_The task_:
Find every line in the records that holds the string "image". Copy each one.

"""

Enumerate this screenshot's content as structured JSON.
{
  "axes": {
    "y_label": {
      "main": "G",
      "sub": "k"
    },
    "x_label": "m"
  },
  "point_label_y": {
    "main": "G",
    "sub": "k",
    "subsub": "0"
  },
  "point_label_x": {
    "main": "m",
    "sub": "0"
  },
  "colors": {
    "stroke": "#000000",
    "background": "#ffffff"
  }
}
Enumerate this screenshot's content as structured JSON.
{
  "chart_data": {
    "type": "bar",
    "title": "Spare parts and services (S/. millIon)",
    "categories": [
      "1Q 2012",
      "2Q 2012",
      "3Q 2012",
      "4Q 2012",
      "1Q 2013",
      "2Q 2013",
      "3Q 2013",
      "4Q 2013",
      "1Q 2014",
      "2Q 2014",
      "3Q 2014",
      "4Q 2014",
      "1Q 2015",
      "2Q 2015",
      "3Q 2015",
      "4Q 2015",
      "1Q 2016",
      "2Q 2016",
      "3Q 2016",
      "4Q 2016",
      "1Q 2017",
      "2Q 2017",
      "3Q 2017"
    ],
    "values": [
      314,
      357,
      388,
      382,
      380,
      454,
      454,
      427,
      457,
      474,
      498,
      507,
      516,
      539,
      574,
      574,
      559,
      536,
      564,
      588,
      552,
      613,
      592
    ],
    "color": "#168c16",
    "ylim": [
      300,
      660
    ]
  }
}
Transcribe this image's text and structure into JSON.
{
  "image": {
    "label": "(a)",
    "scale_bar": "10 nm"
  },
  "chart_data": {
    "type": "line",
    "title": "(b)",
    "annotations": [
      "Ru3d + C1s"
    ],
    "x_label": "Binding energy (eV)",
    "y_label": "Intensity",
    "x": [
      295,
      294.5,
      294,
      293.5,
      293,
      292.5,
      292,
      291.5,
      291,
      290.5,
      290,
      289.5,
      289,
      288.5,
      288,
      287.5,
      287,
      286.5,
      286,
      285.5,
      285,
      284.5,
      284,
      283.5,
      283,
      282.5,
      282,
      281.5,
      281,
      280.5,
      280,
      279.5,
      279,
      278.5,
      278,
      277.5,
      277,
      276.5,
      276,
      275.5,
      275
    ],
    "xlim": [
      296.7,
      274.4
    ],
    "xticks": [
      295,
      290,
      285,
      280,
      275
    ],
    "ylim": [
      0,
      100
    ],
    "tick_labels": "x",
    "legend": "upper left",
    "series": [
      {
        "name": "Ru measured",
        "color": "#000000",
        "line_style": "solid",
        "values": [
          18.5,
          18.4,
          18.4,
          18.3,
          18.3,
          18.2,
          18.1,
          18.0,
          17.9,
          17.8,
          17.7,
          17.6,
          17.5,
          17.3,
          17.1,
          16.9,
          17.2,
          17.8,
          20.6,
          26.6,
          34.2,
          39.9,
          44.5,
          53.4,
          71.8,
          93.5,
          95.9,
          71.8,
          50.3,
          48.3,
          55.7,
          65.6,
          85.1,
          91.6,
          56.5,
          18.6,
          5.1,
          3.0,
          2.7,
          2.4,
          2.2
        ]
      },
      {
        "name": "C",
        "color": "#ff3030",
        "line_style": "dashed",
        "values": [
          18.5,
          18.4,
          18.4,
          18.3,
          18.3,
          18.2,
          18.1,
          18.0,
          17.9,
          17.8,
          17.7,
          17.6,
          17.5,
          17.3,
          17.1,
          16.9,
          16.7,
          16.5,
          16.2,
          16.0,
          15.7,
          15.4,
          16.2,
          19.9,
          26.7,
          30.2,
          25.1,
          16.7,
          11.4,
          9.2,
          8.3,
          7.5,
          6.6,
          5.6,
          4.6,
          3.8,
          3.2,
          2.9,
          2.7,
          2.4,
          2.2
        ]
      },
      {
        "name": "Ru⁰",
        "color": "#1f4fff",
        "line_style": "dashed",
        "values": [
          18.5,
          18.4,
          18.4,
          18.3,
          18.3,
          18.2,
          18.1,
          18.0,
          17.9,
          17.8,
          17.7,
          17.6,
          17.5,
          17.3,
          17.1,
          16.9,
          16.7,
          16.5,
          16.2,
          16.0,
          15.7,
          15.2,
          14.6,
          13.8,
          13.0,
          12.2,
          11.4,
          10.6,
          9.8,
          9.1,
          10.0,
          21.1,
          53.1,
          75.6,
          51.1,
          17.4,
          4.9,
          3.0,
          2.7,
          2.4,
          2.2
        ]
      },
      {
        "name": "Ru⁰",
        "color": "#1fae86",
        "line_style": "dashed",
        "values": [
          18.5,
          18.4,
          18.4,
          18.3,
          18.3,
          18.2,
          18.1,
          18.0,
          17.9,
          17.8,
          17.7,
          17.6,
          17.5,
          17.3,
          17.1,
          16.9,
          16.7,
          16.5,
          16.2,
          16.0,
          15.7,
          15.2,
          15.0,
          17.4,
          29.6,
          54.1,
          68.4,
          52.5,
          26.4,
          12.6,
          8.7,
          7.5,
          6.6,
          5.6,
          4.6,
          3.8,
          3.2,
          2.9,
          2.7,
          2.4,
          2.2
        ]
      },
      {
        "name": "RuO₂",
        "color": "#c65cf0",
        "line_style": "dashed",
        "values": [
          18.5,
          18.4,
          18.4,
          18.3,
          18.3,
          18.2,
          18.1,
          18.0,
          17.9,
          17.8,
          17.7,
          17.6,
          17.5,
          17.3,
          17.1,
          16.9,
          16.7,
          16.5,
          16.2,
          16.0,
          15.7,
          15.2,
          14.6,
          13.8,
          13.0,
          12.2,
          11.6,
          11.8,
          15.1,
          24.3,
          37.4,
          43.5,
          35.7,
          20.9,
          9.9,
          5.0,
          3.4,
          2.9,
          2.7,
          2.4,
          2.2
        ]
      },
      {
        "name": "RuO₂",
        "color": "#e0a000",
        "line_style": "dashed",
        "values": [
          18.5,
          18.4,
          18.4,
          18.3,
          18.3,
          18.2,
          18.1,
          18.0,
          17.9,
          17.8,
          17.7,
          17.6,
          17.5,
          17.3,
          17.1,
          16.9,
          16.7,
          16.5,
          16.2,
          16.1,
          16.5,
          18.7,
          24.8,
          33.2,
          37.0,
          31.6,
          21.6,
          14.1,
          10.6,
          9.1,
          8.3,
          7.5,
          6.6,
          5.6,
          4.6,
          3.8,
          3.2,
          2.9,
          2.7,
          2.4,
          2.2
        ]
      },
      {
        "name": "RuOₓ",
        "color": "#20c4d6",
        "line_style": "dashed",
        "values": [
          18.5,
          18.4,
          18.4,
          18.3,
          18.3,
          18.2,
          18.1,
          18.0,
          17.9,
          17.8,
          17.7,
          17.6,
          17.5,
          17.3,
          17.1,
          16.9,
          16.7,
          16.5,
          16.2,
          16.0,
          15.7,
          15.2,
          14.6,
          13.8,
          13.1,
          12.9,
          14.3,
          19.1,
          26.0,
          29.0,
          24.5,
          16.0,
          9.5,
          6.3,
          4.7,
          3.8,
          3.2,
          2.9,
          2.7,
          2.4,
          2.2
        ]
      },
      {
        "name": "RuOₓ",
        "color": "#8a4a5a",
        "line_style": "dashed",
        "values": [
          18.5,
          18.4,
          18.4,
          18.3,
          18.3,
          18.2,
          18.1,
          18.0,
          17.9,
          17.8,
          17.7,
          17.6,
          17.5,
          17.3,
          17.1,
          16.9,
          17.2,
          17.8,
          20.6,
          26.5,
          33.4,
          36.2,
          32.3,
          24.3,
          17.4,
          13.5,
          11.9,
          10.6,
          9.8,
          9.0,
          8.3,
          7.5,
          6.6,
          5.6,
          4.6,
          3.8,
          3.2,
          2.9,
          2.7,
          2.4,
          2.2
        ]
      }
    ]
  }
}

"""

_Full answer_:
Transcribe this image's text and structure into JSON.
  "image": {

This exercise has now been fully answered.